--- Raw data ---
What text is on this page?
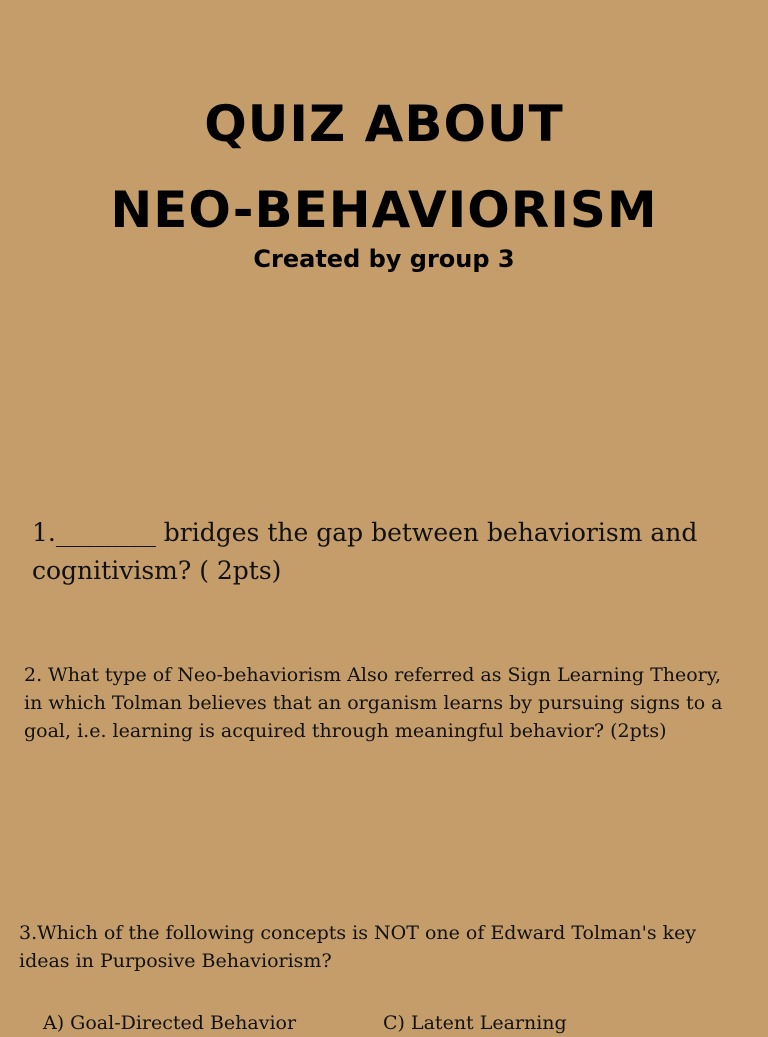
QUIZ ABOUT
NEO-BEHAVIORISM
Created by group 3
1.________ bridges the gap between behaviorism and cognitivism? ( 2pts)
2. What type of Neo-behaviorism Also referred as Sign Learning Theory, in which Tolman believes that an organism learns by pursuing signs to a goal, i.e. learning is acquired through meaningful behavior? (2pts)
3.Which of the following concepts is NOT one of Edward Tolman's key ideas in Purposive Behaviorism?
A) Goal-Directed Behavior	C) Latent Learning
---
Task requirements: Reply with nothing except the number of lines in the listing above that include the string "Learning".

Result: 2